WORK TO BE COMPLETED. Only the number is wanted: count the lines that include the word "Effects".

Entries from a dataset
···

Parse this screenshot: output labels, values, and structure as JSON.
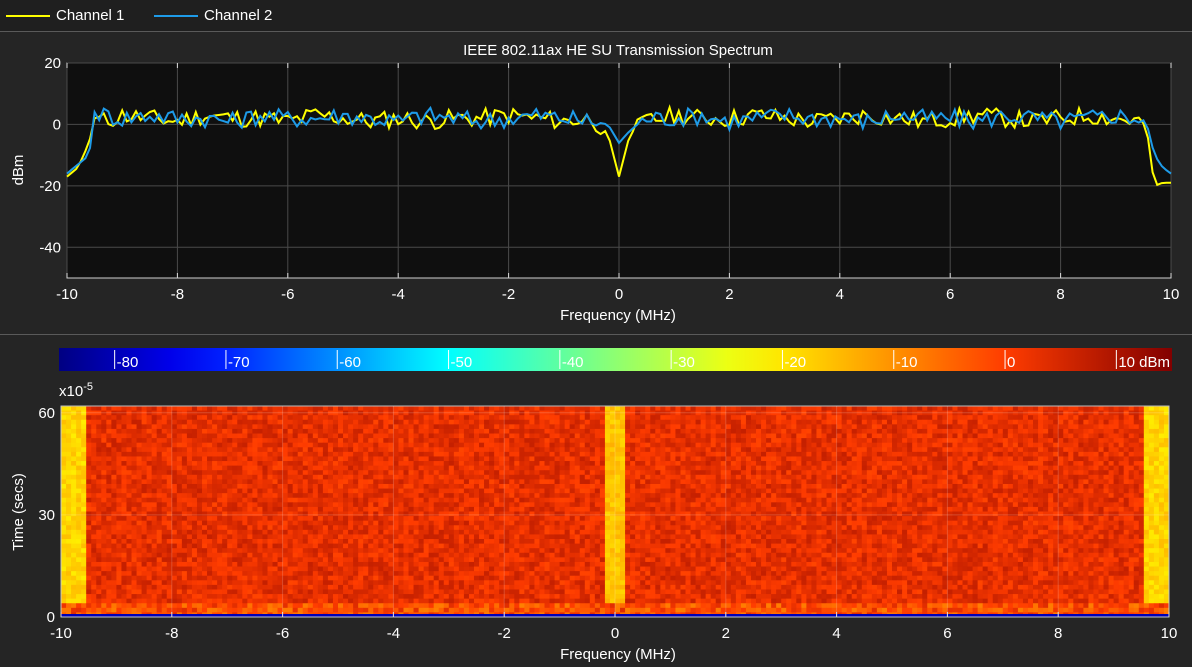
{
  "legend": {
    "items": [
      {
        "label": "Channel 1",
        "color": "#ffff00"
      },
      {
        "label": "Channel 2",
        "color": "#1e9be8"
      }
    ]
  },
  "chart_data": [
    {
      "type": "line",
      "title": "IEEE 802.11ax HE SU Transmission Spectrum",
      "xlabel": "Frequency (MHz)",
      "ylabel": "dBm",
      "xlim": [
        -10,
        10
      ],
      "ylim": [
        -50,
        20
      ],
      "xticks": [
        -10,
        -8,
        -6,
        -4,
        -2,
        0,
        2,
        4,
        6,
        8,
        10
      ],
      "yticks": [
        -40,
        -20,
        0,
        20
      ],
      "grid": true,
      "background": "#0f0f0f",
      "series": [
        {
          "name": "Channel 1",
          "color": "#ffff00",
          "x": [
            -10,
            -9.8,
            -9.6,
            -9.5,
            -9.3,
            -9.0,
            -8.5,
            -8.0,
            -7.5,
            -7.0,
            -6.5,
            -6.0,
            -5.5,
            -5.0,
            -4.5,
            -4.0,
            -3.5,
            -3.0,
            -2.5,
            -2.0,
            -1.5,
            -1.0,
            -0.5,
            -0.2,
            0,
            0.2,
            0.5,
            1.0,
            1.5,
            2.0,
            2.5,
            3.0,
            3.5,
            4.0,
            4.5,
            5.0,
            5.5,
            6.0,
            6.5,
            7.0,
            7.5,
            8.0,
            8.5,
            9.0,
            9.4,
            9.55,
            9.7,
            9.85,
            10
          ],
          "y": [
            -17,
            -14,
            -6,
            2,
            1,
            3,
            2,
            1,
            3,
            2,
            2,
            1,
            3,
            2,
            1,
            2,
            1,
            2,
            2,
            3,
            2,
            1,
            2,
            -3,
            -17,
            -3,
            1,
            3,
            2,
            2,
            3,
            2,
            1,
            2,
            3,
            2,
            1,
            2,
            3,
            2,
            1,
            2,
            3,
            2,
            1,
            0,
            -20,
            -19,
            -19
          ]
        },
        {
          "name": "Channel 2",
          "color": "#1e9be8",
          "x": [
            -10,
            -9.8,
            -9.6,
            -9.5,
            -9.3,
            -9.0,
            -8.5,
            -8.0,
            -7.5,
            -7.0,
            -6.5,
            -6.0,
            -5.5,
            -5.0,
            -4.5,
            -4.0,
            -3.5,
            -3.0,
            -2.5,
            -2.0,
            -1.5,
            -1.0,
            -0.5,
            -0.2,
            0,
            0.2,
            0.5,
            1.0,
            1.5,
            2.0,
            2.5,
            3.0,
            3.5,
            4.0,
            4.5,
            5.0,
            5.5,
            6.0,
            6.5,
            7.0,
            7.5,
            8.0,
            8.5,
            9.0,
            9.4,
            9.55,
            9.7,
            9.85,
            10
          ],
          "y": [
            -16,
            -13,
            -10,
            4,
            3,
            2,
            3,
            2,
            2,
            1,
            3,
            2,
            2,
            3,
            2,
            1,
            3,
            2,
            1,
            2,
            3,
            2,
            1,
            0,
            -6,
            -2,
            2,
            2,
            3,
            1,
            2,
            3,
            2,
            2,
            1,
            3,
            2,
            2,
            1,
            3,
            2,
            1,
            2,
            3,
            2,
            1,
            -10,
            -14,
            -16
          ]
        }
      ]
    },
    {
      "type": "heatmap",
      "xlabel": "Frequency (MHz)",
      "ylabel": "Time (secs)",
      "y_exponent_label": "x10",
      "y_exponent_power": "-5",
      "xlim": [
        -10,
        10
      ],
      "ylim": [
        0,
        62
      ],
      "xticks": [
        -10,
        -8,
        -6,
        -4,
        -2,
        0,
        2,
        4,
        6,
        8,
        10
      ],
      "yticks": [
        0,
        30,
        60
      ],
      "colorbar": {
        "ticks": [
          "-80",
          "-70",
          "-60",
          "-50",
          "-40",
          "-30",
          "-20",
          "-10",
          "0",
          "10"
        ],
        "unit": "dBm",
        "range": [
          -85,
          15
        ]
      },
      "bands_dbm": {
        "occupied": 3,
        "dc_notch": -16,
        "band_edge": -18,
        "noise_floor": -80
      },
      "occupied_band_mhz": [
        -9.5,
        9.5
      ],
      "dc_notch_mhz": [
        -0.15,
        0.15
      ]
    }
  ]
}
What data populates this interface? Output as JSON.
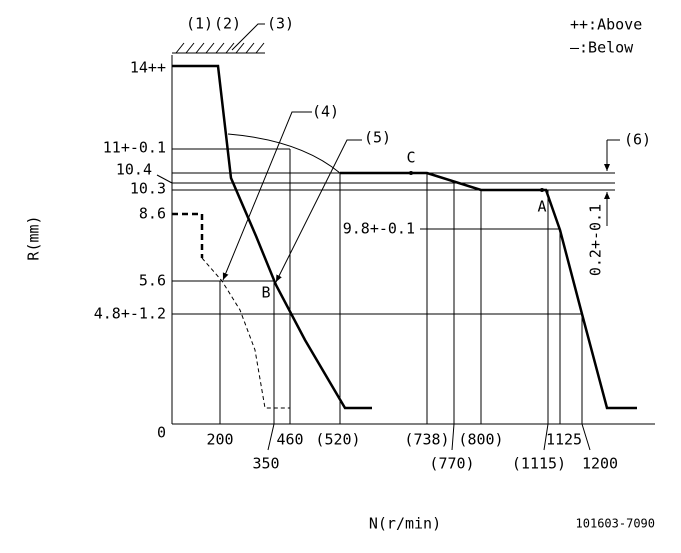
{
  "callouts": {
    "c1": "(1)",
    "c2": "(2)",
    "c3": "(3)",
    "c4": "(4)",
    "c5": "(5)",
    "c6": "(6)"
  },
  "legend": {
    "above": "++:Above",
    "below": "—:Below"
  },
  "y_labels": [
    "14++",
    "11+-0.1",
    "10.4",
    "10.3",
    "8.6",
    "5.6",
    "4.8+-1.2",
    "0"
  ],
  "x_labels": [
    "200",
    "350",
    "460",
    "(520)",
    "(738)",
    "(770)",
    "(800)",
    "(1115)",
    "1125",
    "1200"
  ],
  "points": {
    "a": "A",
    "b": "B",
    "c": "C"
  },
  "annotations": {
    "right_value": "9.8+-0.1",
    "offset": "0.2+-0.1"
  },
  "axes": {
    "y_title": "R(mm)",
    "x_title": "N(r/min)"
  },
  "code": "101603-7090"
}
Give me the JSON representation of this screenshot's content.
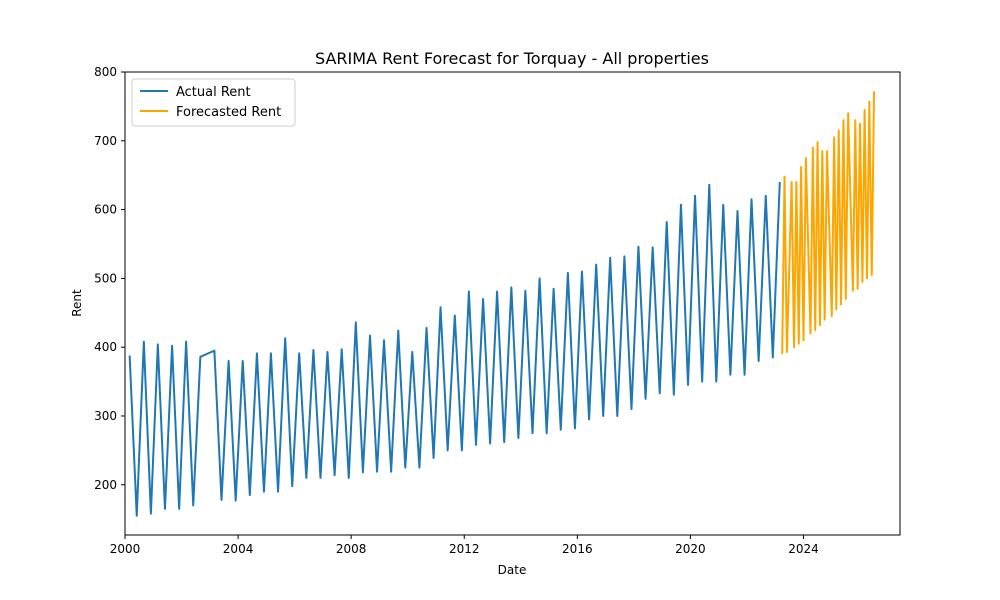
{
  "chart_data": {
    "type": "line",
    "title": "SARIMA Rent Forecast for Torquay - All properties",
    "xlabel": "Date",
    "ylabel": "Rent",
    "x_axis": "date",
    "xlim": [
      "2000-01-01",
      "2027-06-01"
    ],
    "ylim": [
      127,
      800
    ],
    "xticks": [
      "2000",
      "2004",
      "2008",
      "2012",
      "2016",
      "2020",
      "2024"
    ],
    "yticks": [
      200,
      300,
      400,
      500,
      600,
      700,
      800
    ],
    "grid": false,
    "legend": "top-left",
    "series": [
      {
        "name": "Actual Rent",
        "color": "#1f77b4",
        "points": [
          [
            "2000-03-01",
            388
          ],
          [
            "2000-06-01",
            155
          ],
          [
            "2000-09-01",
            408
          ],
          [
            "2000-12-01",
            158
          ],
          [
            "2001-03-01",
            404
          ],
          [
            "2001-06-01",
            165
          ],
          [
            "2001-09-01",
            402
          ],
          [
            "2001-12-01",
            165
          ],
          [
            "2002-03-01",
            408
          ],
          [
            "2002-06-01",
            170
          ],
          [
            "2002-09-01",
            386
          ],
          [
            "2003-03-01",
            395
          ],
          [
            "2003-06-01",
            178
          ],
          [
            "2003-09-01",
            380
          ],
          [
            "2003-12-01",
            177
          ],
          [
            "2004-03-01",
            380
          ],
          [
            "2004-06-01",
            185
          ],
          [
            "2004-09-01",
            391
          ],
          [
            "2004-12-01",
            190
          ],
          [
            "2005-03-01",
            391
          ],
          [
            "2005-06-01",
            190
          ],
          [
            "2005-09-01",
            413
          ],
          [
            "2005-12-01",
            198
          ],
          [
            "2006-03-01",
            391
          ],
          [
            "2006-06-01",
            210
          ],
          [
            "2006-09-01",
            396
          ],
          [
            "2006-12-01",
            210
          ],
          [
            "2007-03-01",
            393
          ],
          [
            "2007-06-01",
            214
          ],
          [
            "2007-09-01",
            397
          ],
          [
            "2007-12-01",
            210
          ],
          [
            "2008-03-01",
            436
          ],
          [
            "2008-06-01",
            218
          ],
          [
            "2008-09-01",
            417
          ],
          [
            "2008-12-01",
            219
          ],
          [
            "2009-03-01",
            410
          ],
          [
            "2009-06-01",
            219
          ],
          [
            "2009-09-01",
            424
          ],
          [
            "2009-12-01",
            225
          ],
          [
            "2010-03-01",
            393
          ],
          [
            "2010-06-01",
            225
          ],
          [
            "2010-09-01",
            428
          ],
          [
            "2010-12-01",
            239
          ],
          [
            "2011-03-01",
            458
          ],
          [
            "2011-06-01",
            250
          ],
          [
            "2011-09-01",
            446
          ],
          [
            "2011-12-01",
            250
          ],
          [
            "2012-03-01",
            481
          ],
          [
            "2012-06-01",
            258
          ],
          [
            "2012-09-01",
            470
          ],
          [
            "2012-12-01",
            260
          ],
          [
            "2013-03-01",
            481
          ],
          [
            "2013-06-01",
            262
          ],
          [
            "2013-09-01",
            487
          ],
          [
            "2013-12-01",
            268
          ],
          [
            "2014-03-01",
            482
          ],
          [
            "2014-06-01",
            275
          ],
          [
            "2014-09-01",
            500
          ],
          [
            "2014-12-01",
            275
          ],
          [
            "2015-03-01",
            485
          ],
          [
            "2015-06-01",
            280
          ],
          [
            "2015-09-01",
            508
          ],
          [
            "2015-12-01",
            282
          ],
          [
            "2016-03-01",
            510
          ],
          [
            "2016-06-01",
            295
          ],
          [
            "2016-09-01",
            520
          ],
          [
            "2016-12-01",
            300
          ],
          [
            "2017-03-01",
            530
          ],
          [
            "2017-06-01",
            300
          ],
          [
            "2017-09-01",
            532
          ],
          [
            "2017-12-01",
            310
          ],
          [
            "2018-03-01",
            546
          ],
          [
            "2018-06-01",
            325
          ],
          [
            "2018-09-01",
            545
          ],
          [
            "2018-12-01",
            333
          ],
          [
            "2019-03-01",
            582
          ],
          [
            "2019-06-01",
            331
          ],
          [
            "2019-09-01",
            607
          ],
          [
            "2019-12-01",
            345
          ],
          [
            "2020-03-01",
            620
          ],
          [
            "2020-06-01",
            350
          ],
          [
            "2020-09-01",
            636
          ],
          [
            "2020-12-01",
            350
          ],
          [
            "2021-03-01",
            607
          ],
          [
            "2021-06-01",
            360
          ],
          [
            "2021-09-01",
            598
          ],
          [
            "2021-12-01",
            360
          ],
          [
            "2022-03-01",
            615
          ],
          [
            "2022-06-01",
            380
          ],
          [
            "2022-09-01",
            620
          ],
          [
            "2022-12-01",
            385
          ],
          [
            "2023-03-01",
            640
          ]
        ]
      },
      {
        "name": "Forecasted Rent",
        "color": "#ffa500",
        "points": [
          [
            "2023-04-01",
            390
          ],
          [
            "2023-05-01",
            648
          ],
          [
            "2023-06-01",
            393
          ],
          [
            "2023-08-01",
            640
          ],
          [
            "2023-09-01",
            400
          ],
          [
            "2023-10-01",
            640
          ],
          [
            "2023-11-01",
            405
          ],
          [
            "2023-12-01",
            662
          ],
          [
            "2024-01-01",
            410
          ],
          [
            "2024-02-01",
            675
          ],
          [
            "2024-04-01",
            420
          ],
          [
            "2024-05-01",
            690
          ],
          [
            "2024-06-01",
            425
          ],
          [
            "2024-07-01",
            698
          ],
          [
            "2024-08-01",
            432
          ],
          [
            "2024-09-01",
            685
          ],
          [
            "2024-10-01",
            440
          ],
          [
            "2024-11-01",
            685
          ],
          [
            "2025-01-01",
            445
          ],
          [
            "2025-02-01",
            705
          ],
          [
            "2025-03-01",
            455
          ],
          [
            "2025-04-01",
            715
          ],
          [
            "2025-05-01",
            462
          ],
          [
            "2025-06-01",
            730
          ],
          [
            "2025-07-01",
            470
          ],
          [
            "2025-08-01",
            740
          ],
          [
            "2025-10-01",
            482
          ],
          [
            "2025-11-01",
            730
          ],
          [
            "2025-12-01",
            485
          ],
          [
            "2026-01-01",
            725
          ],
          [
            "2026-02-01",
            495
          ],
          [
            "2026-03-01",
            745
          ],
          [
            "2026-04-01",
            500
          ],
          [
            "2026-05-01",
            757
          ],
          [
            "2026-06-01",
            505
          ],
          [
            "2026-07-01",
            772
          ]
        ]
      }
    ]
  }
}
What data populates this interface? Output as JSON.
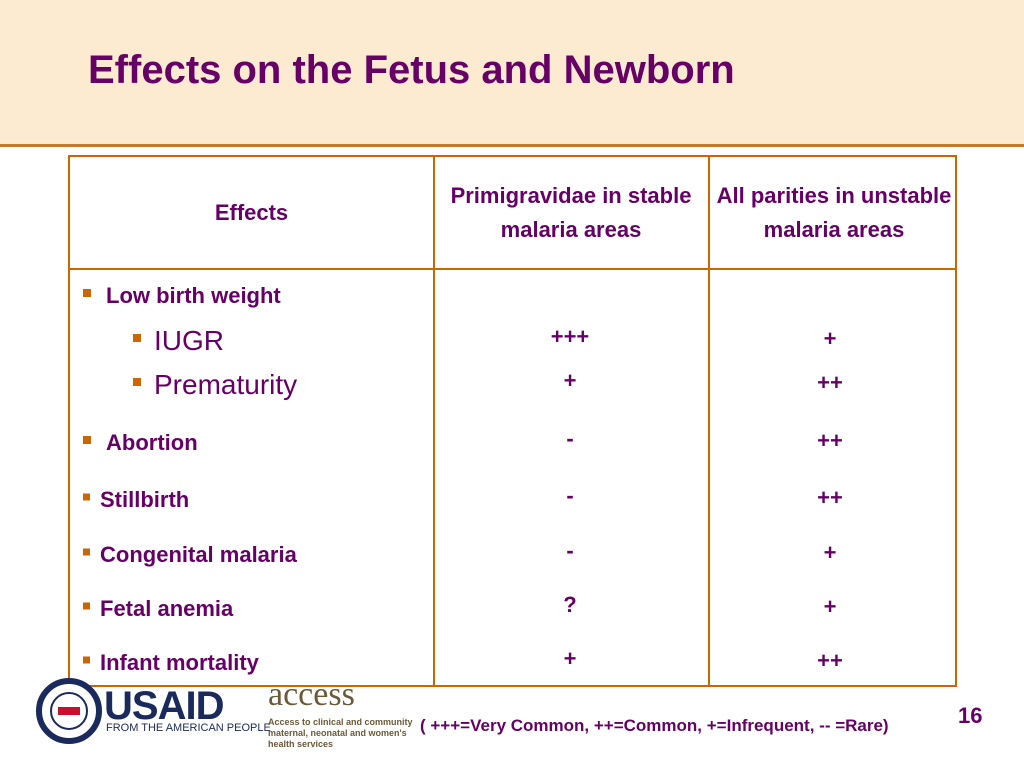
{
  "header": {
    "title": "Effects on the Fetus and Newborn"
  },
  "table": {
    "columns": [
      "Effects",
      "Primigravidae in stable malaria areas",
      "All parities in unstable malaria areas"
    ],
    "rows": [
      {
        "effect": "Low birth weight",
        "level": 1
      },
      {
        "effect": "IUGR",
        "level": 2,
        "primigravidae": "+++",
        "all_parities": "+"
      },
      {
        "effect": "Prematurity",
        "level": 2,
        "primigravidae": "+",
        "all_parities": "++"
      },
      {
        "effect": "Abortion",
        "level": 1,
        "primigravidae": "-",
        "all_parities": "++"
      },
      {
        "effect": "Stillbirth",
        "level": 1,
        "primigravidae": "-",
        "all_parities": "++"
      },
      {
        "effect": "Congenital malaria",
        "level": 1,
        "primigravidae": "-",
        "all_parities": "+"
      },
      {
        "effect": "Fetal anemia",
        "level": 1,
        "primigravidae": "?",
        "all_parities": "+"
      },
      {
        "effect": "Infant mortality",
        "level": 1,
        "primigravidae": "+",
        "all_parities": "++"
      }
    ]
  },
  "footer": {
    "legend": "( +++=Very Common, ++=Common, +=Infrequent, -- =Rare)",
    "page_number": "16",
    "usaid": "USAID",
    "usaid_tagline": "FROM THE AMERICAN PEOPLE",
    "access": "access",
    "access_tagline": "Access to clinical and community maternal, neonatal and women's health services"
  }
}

···

SOLUTION FOR THIS TASK. 2